[Extracted records]
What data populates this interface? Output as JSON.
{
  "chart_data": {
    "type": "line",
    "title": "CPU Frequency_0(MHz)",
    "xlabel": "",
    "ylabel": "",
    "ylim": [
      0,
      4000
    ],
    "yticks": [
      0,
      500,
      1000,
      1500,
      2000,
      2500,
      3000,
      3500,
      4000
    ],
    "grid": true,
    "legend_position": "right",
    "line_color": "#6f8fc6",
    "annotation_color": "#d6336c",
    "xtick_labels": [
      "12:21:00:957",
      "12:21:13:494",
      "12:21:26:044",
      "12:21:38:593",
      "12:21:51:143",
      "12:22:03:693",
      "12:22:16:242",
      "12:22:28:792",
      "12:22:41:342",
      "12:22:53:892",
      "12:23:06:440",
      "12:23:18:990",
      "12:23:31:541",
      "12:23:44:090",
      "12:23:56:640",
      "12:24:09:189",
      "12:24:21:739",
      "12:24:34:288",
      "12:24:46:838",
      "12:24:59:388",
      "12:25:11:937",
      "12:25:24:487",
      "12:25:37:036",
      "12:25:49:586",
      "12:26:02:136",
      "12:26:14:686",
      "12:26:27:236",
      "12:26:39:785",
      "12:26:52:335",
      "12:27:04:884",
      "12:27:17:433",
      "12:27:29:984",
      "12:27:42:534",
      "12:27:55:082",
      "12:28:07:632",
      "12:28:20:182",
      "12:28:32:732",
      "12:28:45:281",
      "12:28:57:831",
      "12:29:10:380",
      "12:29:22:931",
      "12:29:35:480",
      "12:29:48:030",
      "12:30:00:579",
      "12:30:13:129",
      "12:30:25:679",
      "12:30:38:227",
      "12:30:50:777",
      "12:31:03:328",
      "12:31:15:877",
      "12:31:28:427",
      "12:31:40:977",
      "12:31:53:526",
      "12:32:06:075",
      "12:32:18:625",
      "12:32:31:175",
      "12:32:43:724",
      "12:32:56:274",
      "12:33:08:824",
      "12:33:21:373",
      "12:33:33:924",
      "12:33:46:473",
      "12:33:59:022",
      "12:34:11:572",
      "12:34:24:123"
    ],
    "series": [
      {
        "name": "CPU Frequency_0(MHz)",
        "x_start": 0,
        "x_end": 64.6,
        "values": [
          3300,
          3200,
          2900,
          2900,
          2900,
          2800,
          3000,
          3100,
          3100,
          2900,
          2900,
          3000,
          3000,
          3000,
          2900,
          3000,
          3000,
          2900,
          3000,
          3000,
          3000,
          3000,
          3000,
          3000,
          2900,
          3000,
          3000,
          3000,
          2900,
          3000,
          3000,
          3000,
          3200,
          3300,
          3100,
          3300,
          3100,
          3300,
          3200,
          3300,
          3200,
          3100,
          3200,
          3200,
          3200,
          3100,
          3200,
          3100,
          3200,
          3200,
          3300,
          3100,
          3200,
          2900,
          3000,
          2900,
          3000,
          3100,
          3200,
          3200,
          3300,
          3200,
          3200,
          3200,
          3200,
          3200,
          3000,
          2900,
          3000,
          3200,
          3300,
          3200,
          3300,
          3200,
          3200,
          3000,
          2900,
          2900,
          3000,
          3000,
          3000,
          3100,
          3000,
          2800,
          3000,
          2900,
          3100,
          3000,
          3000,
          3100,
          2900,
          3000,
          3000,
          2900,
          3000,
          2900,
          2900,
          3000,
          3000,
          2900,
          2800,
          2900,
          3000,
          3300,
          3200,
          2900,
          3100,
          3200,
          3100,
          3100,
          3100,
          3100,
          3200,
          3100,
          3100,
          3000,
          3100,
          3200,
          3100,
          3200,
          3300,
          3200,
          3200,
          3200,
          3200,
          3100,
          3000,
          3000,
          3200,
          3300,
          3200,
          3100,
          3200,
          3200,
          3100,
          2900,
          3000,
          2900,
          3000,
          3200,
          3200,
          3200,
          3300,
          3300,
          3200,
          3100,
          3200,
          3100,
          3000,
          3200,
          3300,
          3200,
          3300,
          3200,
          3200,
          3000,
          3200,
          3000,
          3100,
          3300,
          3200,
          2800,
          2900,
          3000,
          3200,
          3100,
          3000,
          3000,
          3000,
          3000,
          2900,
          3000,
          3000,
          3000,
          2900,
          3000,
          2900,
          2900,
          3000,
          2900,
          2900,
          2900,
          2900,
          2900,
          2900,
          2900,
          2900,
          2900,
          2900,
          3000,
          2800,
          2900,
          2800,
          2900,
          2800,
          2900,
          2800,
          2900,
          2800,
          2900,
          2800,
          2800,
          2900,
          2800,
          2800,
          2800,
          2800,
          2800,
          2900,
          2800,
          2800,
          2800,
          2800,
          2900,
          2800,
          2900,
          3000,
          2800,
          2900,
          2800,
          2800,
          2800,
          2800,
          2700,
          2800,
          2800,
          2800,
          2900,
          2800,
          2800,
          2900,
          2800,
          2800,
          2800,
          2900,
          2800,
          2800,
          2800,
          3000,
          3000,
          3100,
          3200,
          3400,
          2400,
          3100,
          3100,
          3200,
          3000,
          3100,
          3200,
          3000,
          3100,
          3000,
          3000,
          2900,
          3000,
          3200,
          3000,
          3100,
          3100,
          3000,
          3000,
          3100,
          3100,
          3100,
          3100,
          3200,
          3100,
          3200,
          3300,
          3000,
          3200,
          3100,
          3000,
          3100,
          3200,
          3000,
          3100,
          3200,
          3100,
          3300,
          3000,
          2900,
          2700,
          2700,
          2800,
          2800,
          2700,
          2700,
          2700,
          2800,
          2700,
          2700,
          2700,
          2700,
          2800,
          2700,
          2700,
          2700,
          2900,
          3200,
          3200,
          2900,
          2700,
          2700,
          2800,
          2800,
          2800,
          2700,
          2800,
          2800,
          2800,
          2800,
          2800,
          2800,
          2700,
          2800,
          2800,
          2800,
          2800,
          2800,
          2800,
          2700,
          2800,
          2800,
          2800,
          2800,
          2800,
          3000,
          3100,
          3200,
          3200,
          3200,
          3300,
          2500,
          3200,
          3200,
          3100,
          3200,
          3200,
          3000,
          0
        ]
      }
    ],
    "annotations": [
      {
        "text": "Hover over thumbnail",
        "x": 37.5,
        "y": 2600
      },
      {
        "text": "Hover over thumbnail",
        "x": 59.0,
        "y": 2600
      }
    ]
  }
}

## Task to carry out
Reproduce the material precisely, including every line.

## The reply
What data populates this interface? Output as JSON.
{
  "chart_data": {
    "type": "line",
    "title": "CPU Frequency_0(MHz)",
    "xlabel": "",
    "ylabel": "",
    "ylim": [
      0,
      4000
    ],
    "yticks": [
      0,
      500,
      1000,
      1500,
      2000,
      2500,
      3000,
      3500,
      4000
    ],
    "grid": true,
    "legend_position": "right",
    "line_color": "#6f8fc6",
    "annotation_color": "#d6336c",
    "xtick_labels": [
      "12:21:00:957",
      "12:21:13:494",
      "12:21:26:044",
      "12:21:38:593",
      "12:21:51:143",
      "12:22:03:693",
      "12:22:16:242",
      "12:22:28:792",
      "12:22:41:342",
      "12:22:53:892",
      "12:23:06:440",
      "12:23:18:990",
      "12:23:31:541",
      "12:23:44:090",
      "12:23:56:640",
      "12:24:09:189",
      "12:24:21:739",
      "12:24:34:288",
      "12:24:46:838",
      "12:24:59:388",
      "12:25:11:937",
      "12:25:24:487",
      "12:25:37:036",
      "12:25:49:586",
      "12:26:02:136",
      "12:26:14:686",
      "12:26:27:236",
      "12:26:39:785",
      "12:26:52:335",
      "12:27:04:884",
      "12:27:17:433",
      "12:27:29:984",
      "12:27:42:534",
      "12:27:55:082",
      "12:28:07:632",
      "12:28:20:182",
      "12:28:32:732",
      "12:28:45:281",
      "12:28:57:831",
      "12:29:10:380",
      "12:29:22:931",
      "12:29:35:480",
      "12:29:48:030",
      "12:30:00:579",
      "12:30:13:129",
      "12:30:25:679",
      "12:30:38:227",
      "12:30:50:777",
      "12:31:03:328",
      "12:31:15:877",
      "12:31:28:427",
      "12:31:40:977",
      "12:31:53:526",
      "12:32:06:075",
      "12:32:18:625",
      "12:32:31:175",
      "12:32:43:724",
      "12:32:56:274",
      "12:33:08:824",
      "12:33:21:373",
      "12:33:33:924",
      "12:33:46:473",
      "12:33:59:022",
      "12:34:11:572",
      "12:34:24:123"
    ],
    "series": [
      {
        "name": "CPU Frequency_0(MHz)",
        "x_start": 0,
        "x_end": 64.6,
        "values": [
          3300,
          3200,
          2900,
          2900,
          2900,
          2800,
          3000,
          3100,
          3100,
          2900,
          2900,
          3000,
          3000,
          3000,
          2900,
          3000,
          3000,
          2900,
          3000,
          3000,
          3000,
          3000,
          3000,
          3000,
          2900,
          3000,
          3000,
          3000,
          2900,
          3000,
          3000,
          3000,
          3200,
          3300,
          3100,
          3300,
          3100,
          3300,
          3200,
          3300,
          3200,
          3100,
          3200,
          3200,
          3200,
          3100,
          3200,
          3100,
          3200,
          3200,
          3300,
          3100,
          3200,
          2900,
          3000,
          2900,
          3000,
          3100,
          3200,
          3200,
          3300,
          3200,
          3200,
          3200,
          3200,
          3200,
          3000,
          2900,
          3000,
          3200,
          3300,
          3200,
          3300,
          3200,
          3200,
          3000,
          2900,
          2900,
          3000,
          3000,
          3000,
          3100,
          3000,
          2800,
          3000,
          2900,
          3100,
          3000,
          3000,
          3100,
          2900,
          3000,
          3000,
          2900,
          3000,
          2900,
          2900,
          3000,
          3000,
          2900,
          2800,
          2900,
          3000,
          3300,
          3200,
          2900,
          3100,
          3200,
          3100,
          3100,
          3100,
          3100,
          3200,
          3100,
          3100,
          3000,
          3100,
          3200,
          3100,
          3200,
          3300,
          3200,
          3200,
          3200,
          3200,
          3100,
          3000,
          3000,
          3200,
          3300,
          3200,
          3100,
          3200,
          3200,
          3100,
          2900,
          3000,
          2900,
          3000,
          3200,
          3200,
          3200,
          3300,
          3300,
          3200,
          3100,
          3200,
          3100,
          3000,
          3200,
          3300,
          3200,
          3300,
          3200,
          3200,
          3000,
          3200,
          3000,
          3100,
          3300,
          3200,
          2800,
          2900,
          3000,
          3200,
          3100,
          3000,
          3000,
          3000,
          3000,
          2900,
          3000,
          3000,
          3000,
          2900,
          3000,
          2900,
          2900,
          3000,
          2900,
          2900,
          2900,
          2900,
          2900,
          2900,
          2900,
          2900,
          2900,
          2900,
          3000,
          2800,
          2900,
          2800,
          2900,
          2800,
          2900,
          2800,
          2900,
          2800,
          2900,
          2800,
          2800,
          2900,
          2800,
          2800,
          2800,
          2800,
          2800,
          2900,
          2800,
          2800,
          2800,
          2800,
          2900,
          2800,
          2900,
          3000,
          2800,
          2900,
          2800,
          2800,
          2800,
          2800,
          2700,
          2800,
          2800,
          2800,
          2900,
          2800,
          2800,
          2900,
          2800,
          2800,
          2800,
          2900,
          2800,
          2800,
          2800,
          3000,
          3000,
          3100,
          3200,
          3400,
          2400,
          3100,
          3100,
          3200,
          3000,
          3100,
          3200,
          3000,
          3100,
          3000,
          3000,
          2900,
          3000,
          3200,
          3000,
          3100,
          3100,
          3000,
          3000,
          3100,
          3100,
          3100,
          3100,
          3200,
          3100,
          3200,
          3300,
          3000,
          3200,
          3100,
          3000,
          3100,
          3200,
          3000,
          3100,
          3200,
          3100,
          3300,
          3000,
          2900,
          2700,
          2700,
          2800,
          2800,
          2700,
          2700,
          2700,
          2800,
          2700,
          2700,
          2700,
          2700,
          2800,
          2700,
          2700,
          2700,
          2900,
          3200,
          3200,
          2900,
          2700,
          2700,
          2800,
          2800,
          2800,
          2700,
          2800,
          2800,
          2800,
          2800,
          2800,
          2800,
          2700,
          2800,
          2800,
          2800,
          2800,
          2800,
          2800,
          2700,
          2800,
          2800,
          2800,
          2800,
          2800,
          3000,
          3100,
          3200,
          3200,
          3200,
          3300,
          2500,
          3200,
          3200,
          3100,
          3200,
          3200,
          3000,
          0
        ]
      }
    ],
    "annotations": [
      {
        "text": "Hover over thumbnail",
        "x": 37.5,
        "y": 2600
      },
      {
        "text": "Hover over thumbnail",
        "x": 59.0,
        "y": 2600
      }
    ]
  }
}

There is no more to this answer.